DATA RECORDS.
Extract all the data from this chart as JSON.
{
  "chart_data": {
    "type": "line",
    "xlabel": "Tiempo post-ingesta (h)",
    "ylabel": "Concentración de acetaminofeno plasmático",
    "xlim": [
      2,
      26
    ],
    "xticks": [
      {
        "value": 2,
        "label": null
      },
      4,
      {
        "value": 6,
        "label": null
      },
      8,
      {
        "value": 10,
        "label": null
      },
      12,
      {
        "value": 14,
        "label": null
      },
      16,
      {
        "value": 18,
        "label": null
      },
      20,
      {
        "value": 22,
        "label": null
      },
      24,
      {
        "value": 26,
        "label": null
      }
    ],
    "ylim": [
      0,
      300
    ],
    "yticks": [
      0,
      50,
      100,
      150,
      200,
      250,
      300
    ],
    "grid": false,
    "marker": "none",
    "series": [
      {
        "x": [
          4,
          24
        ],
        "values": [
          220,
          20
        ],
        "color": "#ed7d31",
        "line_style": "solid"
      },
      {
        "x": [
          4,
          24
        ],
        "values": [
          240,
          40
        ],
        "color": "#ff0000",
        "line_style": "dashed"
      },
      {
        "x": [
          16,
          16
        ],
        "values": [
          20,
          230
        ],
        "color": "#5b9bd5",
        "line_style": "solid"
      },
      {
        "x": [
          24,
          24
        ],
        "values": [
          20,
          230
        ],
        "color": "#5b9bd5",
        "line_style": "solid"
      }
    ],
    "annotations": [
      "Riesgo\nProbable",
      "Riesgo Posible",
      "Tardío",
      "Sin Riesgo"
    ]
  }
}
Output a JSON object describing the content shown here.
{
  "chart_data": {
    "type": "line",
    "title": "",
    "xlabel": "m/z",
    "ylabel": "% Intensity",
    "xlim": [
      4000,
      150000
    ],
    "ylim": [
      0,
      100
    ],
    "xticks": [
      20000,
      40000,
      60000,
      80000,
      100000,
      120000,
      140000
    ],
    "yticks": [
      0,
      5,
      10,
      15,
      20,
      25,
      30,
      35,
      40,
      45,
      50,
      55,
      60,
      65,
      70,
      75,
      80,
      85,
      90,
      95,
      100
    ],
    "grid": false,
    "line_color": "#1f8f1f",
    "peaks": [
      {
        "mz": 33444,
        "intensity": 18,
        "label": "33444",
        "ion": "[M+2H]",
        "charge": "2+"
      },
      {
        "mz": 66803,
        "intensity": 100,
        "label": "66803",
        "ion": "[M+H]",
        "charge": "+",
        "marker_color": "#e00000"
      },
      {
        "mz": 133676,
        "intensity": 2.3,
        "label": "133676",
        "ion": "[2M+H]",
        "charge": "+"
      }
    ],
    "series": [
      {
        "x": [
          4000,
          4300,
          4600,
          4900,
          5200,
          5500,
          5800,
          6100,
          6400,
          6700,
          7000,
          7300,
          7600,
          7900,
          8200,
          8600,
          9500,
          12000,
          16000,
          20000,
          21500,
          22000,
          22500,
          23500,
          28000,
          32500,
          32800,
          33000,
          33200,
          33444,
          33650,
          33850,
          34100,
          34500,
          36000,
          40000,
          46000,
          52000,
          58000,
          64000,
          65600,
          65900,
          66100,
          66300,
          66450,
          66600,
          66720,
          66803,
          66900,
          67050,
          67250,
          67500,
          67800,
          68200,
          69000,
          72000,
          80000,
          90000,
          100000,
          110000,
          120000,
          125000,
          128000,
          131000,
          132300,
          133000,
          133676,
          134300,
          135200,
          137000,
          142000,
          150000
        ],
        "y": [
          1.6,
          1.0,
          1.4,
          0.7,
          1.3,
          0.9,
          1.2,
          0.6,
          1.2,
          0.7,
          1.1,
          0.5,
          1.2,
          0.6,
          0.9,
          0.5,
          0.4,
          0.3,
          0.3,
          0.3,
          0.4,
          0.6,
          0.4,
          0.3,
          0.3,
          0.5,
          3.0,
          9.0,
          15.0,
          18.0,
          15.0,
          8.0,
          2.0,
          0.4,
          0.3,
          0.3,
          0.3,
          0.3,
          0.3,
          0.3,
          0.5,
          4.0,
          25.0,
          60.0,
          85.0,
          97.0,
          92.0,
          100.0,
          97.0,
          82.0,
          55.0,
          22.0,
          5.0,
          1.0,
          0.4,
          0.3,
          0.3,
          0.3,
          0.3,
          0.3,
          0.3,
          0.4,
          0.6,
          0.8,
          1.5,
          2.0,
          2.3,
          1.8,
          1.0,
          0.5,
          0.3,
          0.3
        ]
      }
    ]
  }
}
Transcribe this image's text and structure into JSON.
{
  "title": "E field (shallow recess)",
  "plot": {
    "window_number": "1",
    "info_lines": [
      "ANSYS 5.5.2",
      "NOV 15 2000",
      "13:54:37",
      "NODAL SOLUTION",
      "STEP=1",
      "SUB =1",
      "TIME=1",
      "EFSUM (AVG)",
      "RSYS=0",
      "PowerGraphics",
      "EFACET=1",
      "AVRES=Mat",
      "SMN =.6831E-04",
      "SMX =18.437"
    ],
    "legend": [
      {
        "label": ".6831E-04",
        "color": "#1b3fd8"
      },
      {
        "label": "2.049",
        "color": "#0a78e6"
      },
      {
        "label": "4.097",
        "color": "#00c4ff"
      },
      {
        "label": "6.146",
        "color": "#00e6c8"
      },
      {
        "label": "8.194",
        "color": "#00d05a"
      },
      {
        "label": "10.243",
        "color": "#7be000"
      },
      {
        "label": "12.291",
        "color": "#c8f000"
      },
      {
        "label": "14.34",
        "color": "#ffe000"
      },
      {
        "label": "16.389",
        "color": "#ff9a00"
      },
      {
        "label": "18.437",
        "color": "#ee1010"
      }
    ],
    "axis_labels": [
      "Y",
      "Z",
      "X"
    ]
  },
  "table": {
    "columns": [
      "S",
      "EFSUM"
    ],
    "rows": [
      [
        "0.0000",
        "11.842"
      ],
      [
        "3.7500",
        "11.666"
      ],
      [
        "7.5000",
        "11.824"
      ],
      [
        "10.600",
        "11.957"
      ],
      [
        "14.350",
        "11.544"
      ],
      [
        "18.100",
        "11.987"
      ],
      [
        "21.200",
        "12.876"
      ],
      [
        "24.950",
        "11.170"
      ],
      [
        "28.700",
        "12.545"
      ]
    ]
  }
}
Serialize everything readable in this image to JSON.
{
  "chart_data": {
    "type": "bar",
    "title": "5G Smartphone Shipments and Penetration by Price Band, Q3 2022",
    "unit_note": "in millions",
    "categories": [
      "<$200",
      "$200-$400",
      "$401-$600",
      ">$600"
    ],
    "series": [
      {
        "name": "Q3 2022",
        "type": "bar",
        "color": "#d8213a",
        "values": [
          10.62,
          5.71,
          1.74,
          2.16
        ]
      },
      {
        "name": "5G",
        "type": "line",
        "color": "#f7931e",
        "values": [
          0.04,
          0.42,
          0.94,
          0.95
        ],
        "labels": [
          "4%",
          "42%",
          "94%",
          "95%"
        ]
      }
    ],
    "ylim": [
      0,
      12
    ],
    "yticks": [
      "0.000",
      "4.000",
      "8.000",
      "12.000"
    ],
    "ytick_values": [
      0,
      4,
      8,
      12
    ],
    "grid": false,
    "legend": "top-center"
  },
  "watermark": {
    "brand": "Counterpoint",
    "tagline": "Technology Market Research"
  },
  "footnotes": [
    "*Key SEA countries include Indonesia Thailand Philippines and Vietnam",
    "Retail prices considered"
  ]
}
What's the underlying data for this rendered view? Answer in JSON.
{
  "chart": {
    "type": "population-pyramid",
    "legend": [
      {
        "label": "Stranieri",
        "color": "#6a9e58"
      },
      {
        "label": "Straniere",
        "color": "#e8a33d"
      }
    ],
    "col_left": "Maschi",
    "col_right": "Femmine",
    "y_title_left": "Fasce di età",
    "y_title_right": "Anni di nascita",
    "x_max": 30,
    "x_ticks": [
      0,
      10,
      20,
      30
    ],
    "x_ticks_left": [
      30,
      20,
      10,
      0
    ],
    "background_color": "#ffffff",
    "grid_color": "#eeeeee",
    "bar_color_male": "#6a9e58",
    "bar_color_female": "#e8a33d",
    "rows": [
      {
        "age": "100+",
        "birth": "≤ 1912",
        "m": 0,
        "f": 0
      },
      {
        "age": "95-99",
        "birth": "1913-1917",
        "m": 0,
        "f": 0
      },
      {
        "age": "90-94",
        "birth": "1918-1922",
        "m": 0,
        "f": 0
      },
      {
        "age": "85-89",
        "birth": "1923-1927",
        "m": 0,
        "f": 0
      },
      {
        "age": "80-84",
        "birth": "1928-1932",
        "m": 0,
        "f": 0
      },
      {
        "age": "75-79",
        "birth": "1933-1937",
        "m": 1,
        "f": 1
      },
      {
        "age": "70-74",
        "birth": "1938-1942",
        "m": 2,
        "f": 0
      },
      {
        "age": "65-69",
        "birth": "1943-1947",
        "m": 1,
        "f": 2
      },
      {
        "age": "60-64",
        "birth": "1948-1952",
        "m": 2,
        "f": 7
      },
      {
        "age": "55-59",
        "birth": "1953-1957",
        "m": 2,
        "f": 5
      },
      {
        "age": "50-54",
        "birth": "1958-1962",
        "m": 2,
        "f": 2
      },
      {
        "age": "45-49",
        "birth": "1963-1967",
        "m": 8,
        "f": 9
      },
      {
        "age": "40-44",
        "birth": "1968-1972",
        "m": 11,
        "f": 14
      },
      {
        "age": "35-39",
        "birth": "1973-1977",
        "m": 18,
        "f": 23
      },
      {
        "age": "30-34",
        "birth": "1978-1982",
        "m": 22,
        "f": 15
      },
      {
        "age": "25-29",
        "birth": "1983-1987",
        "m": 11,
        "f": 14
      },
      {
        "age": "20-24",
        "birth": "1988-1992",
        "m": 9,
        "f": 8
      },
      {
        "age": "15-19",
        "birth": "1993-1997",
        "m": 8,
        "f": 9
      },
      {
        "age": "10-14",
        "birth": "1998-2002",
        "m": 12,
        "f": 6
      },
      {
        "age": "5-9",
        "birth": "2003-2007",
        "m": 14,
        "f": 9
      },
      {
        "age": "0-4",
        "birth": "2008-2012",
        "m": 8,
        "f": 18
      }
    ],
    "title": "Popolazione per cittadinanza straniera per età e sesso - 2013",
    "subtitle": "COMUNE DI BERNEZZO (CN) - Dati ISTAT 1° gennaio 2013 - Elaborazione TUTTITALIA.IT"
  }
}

WRITTEN REQUEST.
Using the records above, find and show each line with the string "ylabel".

SOLUTION FOR THIS TASK.
    "ylabel": "Concentración de acetaminofeno plasmático",
    "ylabel": "% Intensity",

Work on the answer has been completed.